**Exercise directions:**
Give every line again exactly as it appears, please, but not the pictures.

**Recorded data:**

╔══

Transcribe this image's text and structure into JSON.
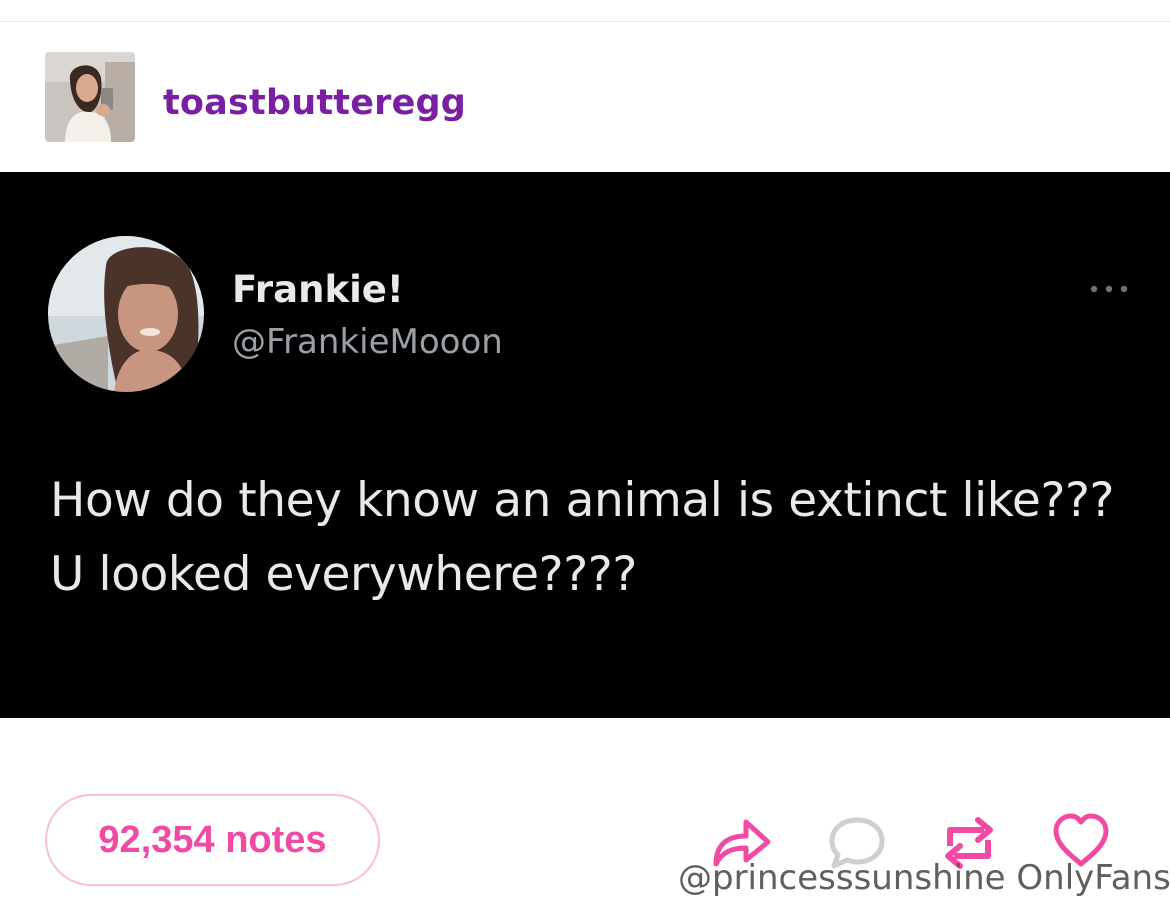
{
  "post": {
    "blog_name": "toastbutteregg",
    "notes_count": "92,354 notes"
  },
  "tweet": {
    "display_name": "Frankie!",
    "handle": "@FrankieMooon",
    "text": "How do they know an animal is extinct like??? U looked everywhere????"
  },
  "actions": [
    {
      "name": "share",
      "icon": "share-arrow-icon"
    },
    {
      "name": "reply",
      "icon": "speech-bubble-icon"
    },
    {
      "name": "reblog",
      "icon": "reblog-icon"
    },
    {
      "name": "like",
      "icon": "heart-icon"
    }
  ],
  "watermark": "@princesssunshine OnlyFans",
  "colors": {
    "blog_name": "#7b1fa2",
    "accent_pink": "#f04aa4",
    "pill_border": "#f9bcdc",
    "tweet_bg": "#000000",
    "tweet_text": "#e7e9ea",
    "tweet_handle": "#9aa0a6"
  }
}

╚══

**Result of the task:**
Transcribe this image's text and structure into JSON.
{
  "post": {
    "blog_name": "toastbutteregg",
    "notes_count": "92,354 notes"
  },
  "tweet": {
    "display_name": "Frankie!",
    "handle": "@FrankieMooon",
    "text": "How do they know an animal is extinct like??? U looked everywhere????"
  },
  "actions": [
    {
      "name": "share",
      "icon": "share-arrow-icon"
    },
    {
      "name": "reply",
      "icon": "speech-bubble-icon"
    },
    {
      "name": "reblog",
      "icon": "reblog-icon"
    },
    {
      "name": "like",
      "icon": "heart-icon"
    }
  ],
  "watermark": "@princesssunshine OnlyFans",
  "colors": {
    "blog_name": "#7b1fa2",
    "accent_pink": "#f04aa4",
    "pill_border": "#f9bcdc",
    "tweet_bg": "#000000",
    "tweet_text": "#e7e9ea",
    "tweet_handle": "#9aa0a6"
  }
}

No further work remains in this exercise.